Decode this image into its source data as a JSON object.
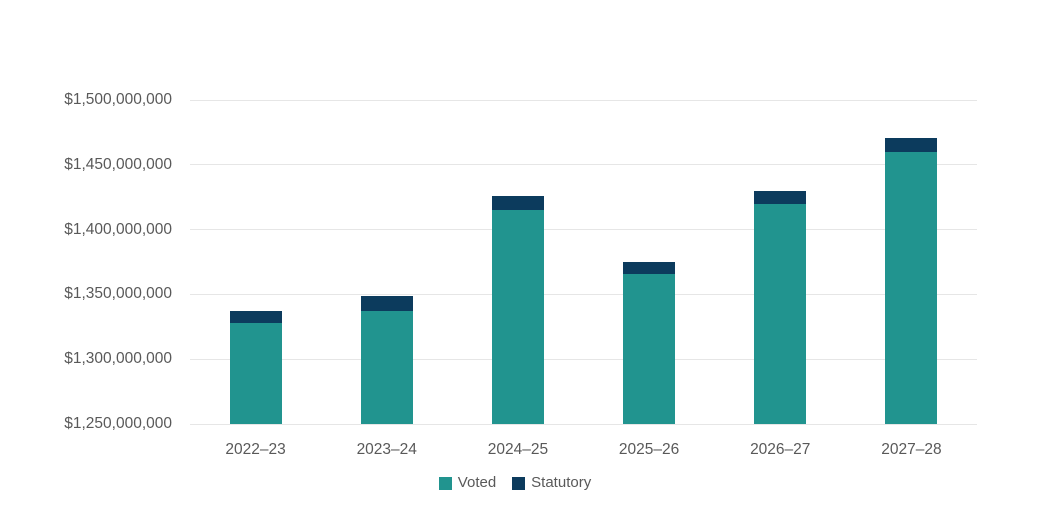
{
  "colors": {
    "background": "#FFFFFF",
    "text": "#595959",
    "grid": "#E6E6E6",
    "voted": "#21948F",
    "statutory": "#0C3B5D"
  },
  "legend": {
    "items": [
      {
        "label": "Voted",
        "color": "#21948F"
      },
      {
        "label": "Statutory",
        "color": "#0C3B5D"
      }
    ]
  },
  "chart_data": {
    "type": "bar",
    "stacked": true,
    "title": "",
    "xlabel": "",
    "ylabel": "",
    "categories": [
      "2022–23",
      "2023–24",
      "2024–25",
      "2025–26",
      "2026–27",
      "2027–28"
    ],
    "series": [
      {
        "name": "Voted",
        "color": "#21948F",
        "values": [
          1328000000,
          1337000000,
          1415000000,
          1366000000,
          1420000000,
          1460000000
        ]
      },
      {
        "name": "Statutory",
        "color": "#0C3B5D",
        "values": [
          9000000,
          12000000,
          11000000,
          9000000,
          10000000,
          11000000
        ]
      }
    ],
    "stacked_totals": [
      1337000000,
      1349000000,
      1426000000,
      1375000000,
      1430000000,
      1471000000
    ],
    "ylim": [
      1250000000,
      1500000000
    ],
    "ytick_step": 50000000,
    "ytick_labels_top_down": [
      "$1,500,000,000",
      "$1,450,000,000",
      "$1,400,000,000",
      "$1,350,000,000",
      "$1,300,000,000",
      "$1,250,000,000"
    ],
    "grid": true,
    "legend_position": "bottom"
  }
}
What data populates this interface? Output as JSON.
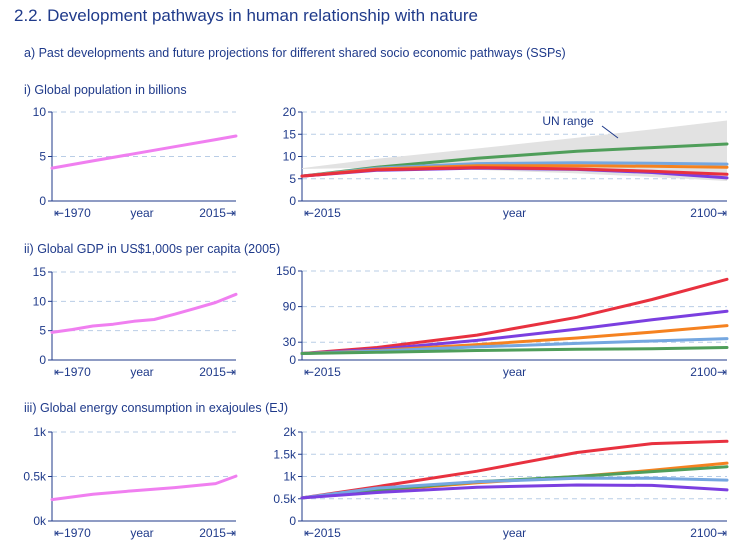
{
  "header": {
    "title": "2.2. Development pathways in human relationship with nature",
    "subtitle": "a)  Past developments and future projections for different shared socio economic pathways (SSPs)"
  },
  "colors": {
    "text": "#1f3a8a",
    "grid": "#b9cde6",
    "historic": "#f07ff0",
    "ssp_red": "#e8313f",
    "ssp_purple": "#7b3fe0",
    "ssp_orange": "#f58220",
    "ssp_lightblue": "#75a7e0",
    "ssp_green": "#4f9e5a",
    "un_range": "#e2e2e2"
  },
  "chart_data": [
    {
      "id": "pop-hist",
      "row_label": "i)   Global population in billions",
      "type": "line",
      "ylim": [
        0,
        10
      ],
      "yticks": [
        "0",
        "5",
        "10"
      ],
      "ytick_values": [
        0,
        5,
        10
      ],
      "xlim": [
        1970,
        2015
      ],
      "xlabel": "year",
      "x_start_label": "1970",
      "x_end_label": "2015",
      "series": [
        {
          "x": [
            1970,
            1980,
            1990,
            2000,
            2010,
            2015
          ],
          "values": [
            3.7,
            4.5,
            5.3,
            6.1,
            6.9,
            7.3
          ]
        }
      ]
    },
    {
      "id": "pop-proj",
      "type": "line",
      "ylim": [
        0,
        20
      ],
      "yticks": [
        "0",
        "5",
        "10",
        "15",
        "20"
      ],
      "ytick_values": [
        0,
        5,
        10,
        15,
        20
      ],
      "xlim": [
        2015,
        2100
      ],
      "xlabel": "year",
      "x_start_label": "2015",
      "x_end_label": "2100",
      "annotation": "UN range",
      "band": {
        "x": [
          2015,
          2030,
          2050,
          2070,
          2085,
          2100
        ],
        "upper": [
          7.4,
          9.5,
          11.8,
          14.2,
          16.1,
          18.1
        ],
        "lower": [
          7.2,
          7.5,
          7.0,
          6.2,
          5.4,
          4.5
        ]
      },
      "series": [
        {
          "color": "#4f9e5a",
          "x": [
            2015,
            2030,
            2050,
            2070,
            2085,
            2100
          ],
          "values": [
            5.6,
            7.6,
            9.6,
            11.2,
            12.0,
            12.8
          ]
        },
        {
          "color": "#75a7e0",
          "x": [
            2015,
            2030,
            2050,
            2070,
            2085,
            2100
          ],
          "values": [
            5.6,
            7.4,
            8.4,
            8.6,
            8.5,
            8.3
          ]
        },
        {
          "color": "#f58220",
          "x": [
            2015,
            2030,
            2050,
            2070,
            2085,
            2100
          ],
          "values": [
            5.6,
            7.2,
            7.9,
            7.9,
            7.8,
            7.6
          ]
        },
        {
          "color": "#7b3fe0",
          "x": [
            2015,
            2030,
            2050,
            2070,
            2085,
            2100
          ],
          "values": [
            5.6,
            6.9,
            7.4,
            7.1,
            6.4,
            5.2
          ]
        },
        {
          "color": "#e8313f",
          "x": [
            2015,
            2030,
            2050,
            2070,
            2085,
            2100
          ],
          "values": [
            5.6,
            7.0,
            7.5,
            7.2,
            6.7,
            6.0
          ]
        }
      ]
    },
    {
      "id": "gdp-hist",
      "row_label": "ii)  Global GDP in US$1,000s per capita (2005)",
      "type": "line",
      "ylim": [
        0,
        15
      ],
      "yticks": [
        "0",
        "5",
        "10",
        "15"
      ],
      "ytick_values": [
        0,
        5,
        10,
        15
      ],
      "xlim": [
        1970,
        2015
      ],
      "xlabel": "year",
      "x_start_label": "1970",
      "x_end_label": "2015",
      "series": [
        {
          "x": [
            1970,
            1975,
            1980,
            1985,
            1990,
            1995,
            2000,
            2005,
            2010,
            2015
          ],
          "values": [
            4.7,
            5.2,
            5.8,
            6.1,
            6.6,
            6.9,
            7.8,
            8.8,
            9.8,
            11.2
          ]
        }
      ]
    },
    {
      "id": "gdp-proj",
      "type": "line",
      "ylim": [
        0,
        150
      ],
      "yticks": [
        "0",
        "30",
        "90",
        "150"
      ],
      "ytick_values": [
        0,
        30,
        90,
        150
      ],
      "xlim": [
        2015,
        2100
      ],
      "xlabel": "year",
      "x_start_label": "2015",
      "x_end_label": "2100",
      "series": [
        {
          "color": "#e8313f",
          "x": [
            2015,
            2030,
            2050,
            2070,
            2085,
            2100
          ],
          "values": [
            11,
            21,
            42,
            72,
            102,
            136
          ]
        },
        {
          "color": "#7b3fe0",
          "x": [
            2015,
            2030,
            2050,
            2070,
            2085,
            2100
          ],
          "values": [
            11,
            18,
            33,
            52,
            68,
            82
          ]
        },
        {
          "color": "#f58220",
          "x": [
            2015,
            2030,
            2050,
            2070,
            2085,
            2100
          ],
          "values": [
            11,
            16,
            26,
            37,
            47,
            58
          ]
        },
        {
          "color": "#75a7e0",
          "x": [
            2015,
            2030,
            2050,
            2070,
            2085,
            2100
          ],
          "values": [
            11,
            15,
            22,
            28,
            32,
            36
          ]
        },
        {
          "color": "#4f9e5a",
          "x": [
            2015,
            2030,
            2050,
            2070,
            2085,
            2100
          ],
          "values": [
            11,
            13,
            16,
            18,
            19,
            21
          ]
        }
      ]
    },
    {
      "id": "energy-hist",
      "row_label": "iii) Global energy consumption in exajoules (EJ)",
      "type": "line",
      "ylim": [
        0,
        1000
      ],
      "yticks": [
        "0k",
        "0.5k",
        "1k"
      ],
      "ytick_values": [
        0,
        500,
        1000
      ],
      "xlim": [
        1970,
        2015
      ],
      "xlabel": "year",
      "x_start_label": "1970",
      "x_end_label": "2015",
      "series": [
        {
          "x": [
            1970,
            1980,
            1990,
            2000,
            2010,
            2015
          ],
          "values": [
            240,
            300,
            340,
            375,
            420,
            505
          ]
        }
      ]
    },
    {
      "id": "energy-proj",
      "type": "line",
      "ylim": [
        0,
        2000
      ],
      "yticks": [
        "0",
        "0.5k",
        "1k",
        "1.5k",
        "2k"
      ],
      "ytick_values": [
        0,
        500,
        1000,
        1500,
        2000
      ],
      "xlim": [
        2015,
        2100
      ],
      "xlabel": "year",
      "x_start_label": "2015",
      "x_end_label": "2100",
      "series": [
        {
          "color": "#e8313f",
          "x": [
            2015,
            2030,
            2050,
            2070,
            2085,
            2100
          ],
          "values": [
            520,
            770,
            1120,
            1540,
            1740,
            1790
          ]
        },
        {
          "color": "#f58220",
          "x": [
            2015,
            2030,
            2050,
            2070,
            2085,
            2100
          ],
          "values": [
            520,
            680,
            860,
            1000,
            1140,
            1300
          ]
        },
        {
          "color": "#4f9e5a",
          "x": [
            2015,
            2030,
            2050,
            2070,
            2085,
            2100
          ],
          "values": [
            520,
            700,
            880,
            1000,
            1110,
            1220
          ]
        },
        {
          "color": "#75a7e0",
          "x": [
            2015,
            2030,
            2050,
            2070,
            2085,
            2100
          ],
          "values": [
            520,
            740,
            880,
            960,
            960,
            920
          ]
        },
        {
          "color": "#7b3fe0",
          "x": [
            2015,
            2030,
            2050,
            2070,
            2085,
            2100
          ],
          "values": [
            520,
            640,
            760,
            810,
            800,
            700
          ]
        }
      ]
    }
  ]
}
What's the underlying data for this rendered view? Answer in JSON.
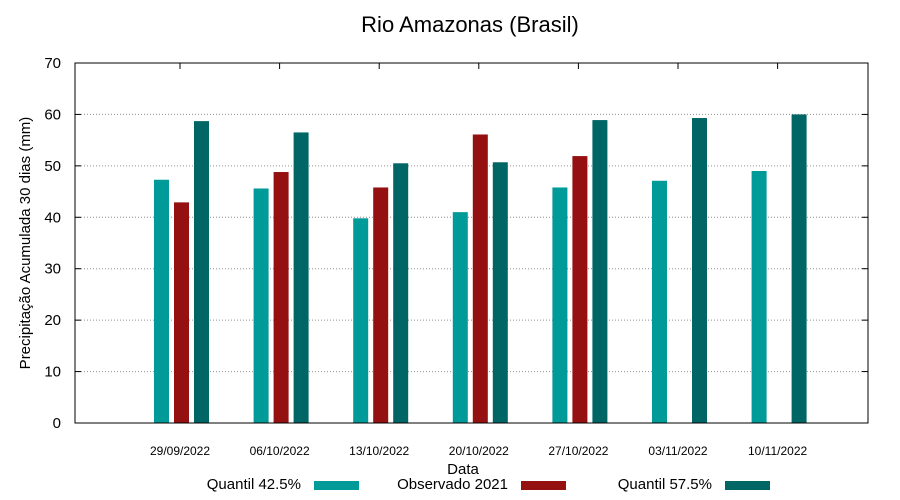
{
  "chart_data": {
    "type": "bar",
    "title": "Rio Amazonas (Brasil)",
    "xlabel": "Data",
    "ylabel": "Precipitação Acumulada 30 dias (mm)",
    "ylim": [
      0,
      70
    ],
    "yticks": [
      0,
      10,
      20,
      30,
      40,
      50,
      60,
      70
    ],
    "grid": true,
    "legend_position": "bottom",
    "categories": [
      "29/09/2022",
      "06/10/2022",
      "13/10/2022",
      "20/10/2022",
      "27/10/2022",
      "03/11/2022",
      "10/11/2022"
    ],
    "series": [
      {
        "name": "Quantil 42.5%",
        "color": "#009a98",
        "values": [
          47.3,
          45.6,
          39.8,
          41.0,
          45.8,
          47.1,
          49.0
        ]
      },
      {
        "name": "Observado 2021",
        "color": "#951010",
        "values": [
          42.9,
          48.8,
          45.8,
          56.1,
          51.9,
          null,
          null
        ]
      },
      {
        "name": "Quantil 57.5%",
        "color": "#006665",
        "values": [
          58.7,
          56.5,
          50.5,
          50.7,
          58.9,
          59.3,
          60.0
        ]
      }
    ]
  }
}
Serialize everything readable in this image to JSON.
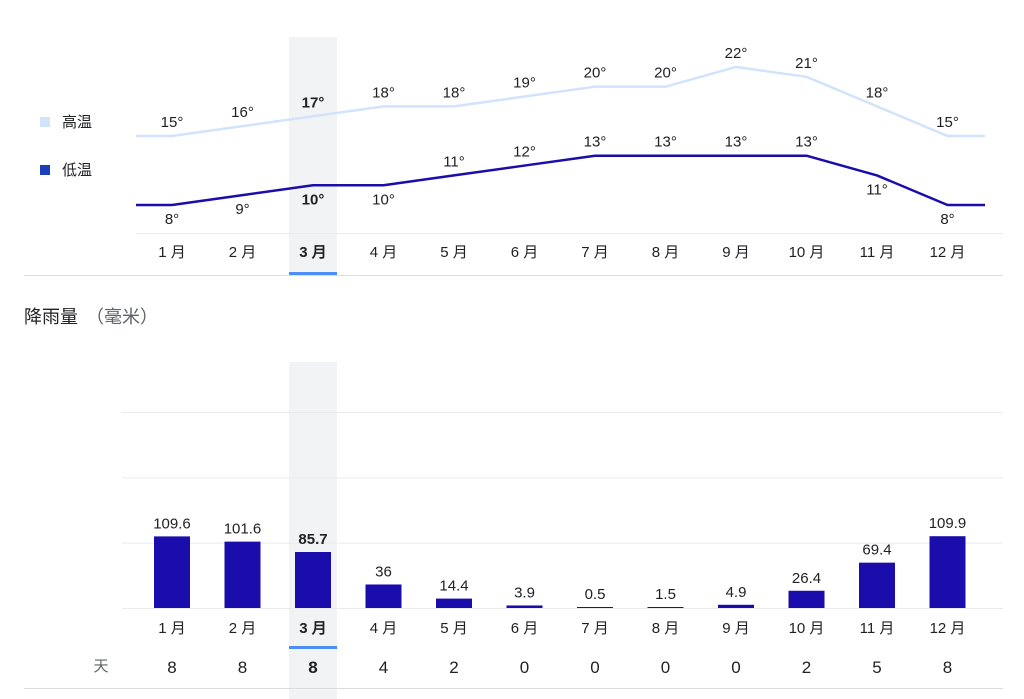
{
  "legend": {
    "high_label": "高温",
    "low_label": "低温",
    "high_color": "#d2e3fc",
    "low_color": "#1a0dab"
  },
  "precip_section": {
    "title": "降雨量",
    "unit": "（毫米）",
    "days_label": "天"
  },
  "selected_month_index": 2,
  "chart_data": [
    {
      "type": "line",
      "categories": [
        "1 月",
        "2 月",
        "3 月",
        "4 月",
        "5 月",
        "6 月",
        "7 月",
        "8 月",
        "9 月",
        "10 月",
        "11 月",
        "12 月"
      ],
      "series": [
        {
          "name": "高温",
          "values": [
            15,
            16,
            17,
            18,
            18,
            19,
            20,
            20,
            22,
            21,
            18,
            15
          ],
          "color": "#d2e3fc"
        },
        {
          "name": "低温",
          "values": [
            8,
            9,
            10,
            10,
            11,
            12,
            13,
            13,
            13,
            13,
            11,
            8
          ],
          "color": "#1a0dab"
        }
      ],
      "value_suffix": "°"
    },
    {
      "type": "bar",
      "categories": [
        "1 月",
        "2 月",
        "3 月",
        "4 月",
        "5 月",
        "6 月",
        "7 月",
        "8 月",
        "9 月",
        "10 月",
        "11 月",
        "12 月"
      ],
      "values": [
        109.6,
        101.6,
        85.7,
        36,
        14.4,
        3.9,
        0.5,
        1.5,
        4.9,
        26.4,
        69.4,
        109.9
      ],
      "value_labels": [
        "109.6",
        "101.6",
        "85.7",
        "36",
        "14.4",
        "3.9",
        "0.5",
        "1.5",
        "4.9",
        "26.4",
        "69.4",
        "109.9"
      ],
      "bar_color": "#1a0dab",
      "ylim": [
        0,
        300
      ],
      "rain_days": [
        8,
        8,
        8,
        4,
        2,
        0,
        0,
        0,
        0,
        2,
        5,
        8
      ]
    }
  ]
}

→ **EXERCISE AIM**
Leave out the pictures, and extract exactly the lines from the one with "Serialize everything readable" through the end of the records, both ends included.

→ **WRITTEN REPLY**
Serialize everything readable in this image to JSON.
{
  "legend": {
    "high_label": "高温",
    "low_label": "低温",
    "high_color": "#d2e3fc",
    "low_color": "#1a0dab"
  },
  "precip_section": {
    "title": "降雨量",
    "unit": "（毫米）",
    "days_label": "天"
  },
  "selected_month_index": 2,
  "chart_data": [
    {
      "type": "line",
      "categories": [
        "1 月",
        "2 月",
        "3 月",
        "4 月",
        "5 月",
        "6 月",
        "7 月",
        "8 月",
        "9 月",
        "10 月",
        "11 月",
        "12 月"
      ],
      "series": [
        {
          "name": "高温",
          "values": [
            15,
            16,
            17,
            18,
            18,
            19,
            20,
            20,
            22,
            21,
            18,
            15
          ],
          "color": "#d2e3fc"
        },
        {
          "name": "低温",
          "values": [
            8,
            9,
            10,
            10,
            11,
            12,
            13,
            13,
            13,
            13,
            11,
            8
          ],
          "color": "#1a0dab"
        }
      ],
      "value_suffix": "°"
    },
    {
      "type": "bar",
      "categories": [
        "1 月",
        "2 月",
        "3 月",
        "4 月",
        "5 月",
        "6 月",
        "7 月",
        "8 月",
        "9 月",
        "10 月",
        "11 月",
        "12 月"
      ],
      "values": [
        109.6,
        101.6,
        85.7,
        36,
        14.4,
        3.9,
        0.5,
        1.5,
        4.9,
        26.4,
        69.4,
        109.9
      ],
      "value_labels": [
        "109.6",
        "101.6",
        "85.7",
        "36",
        "14.4",
        "3.9",
        "0.5",
        "1.5",
        "4.9",
        "26.4",
        "69.4",
        "109.9"
      ],
      "bar_color": "#1a0dab",
      "ylim": [
        0,
        300
      ],
      "rain_days": [
        8,
        8,
        8,
        4,
        2,
        0,
        0,
        0,
        0,
        2,
        5,
        8
      ]
    }
  ]
}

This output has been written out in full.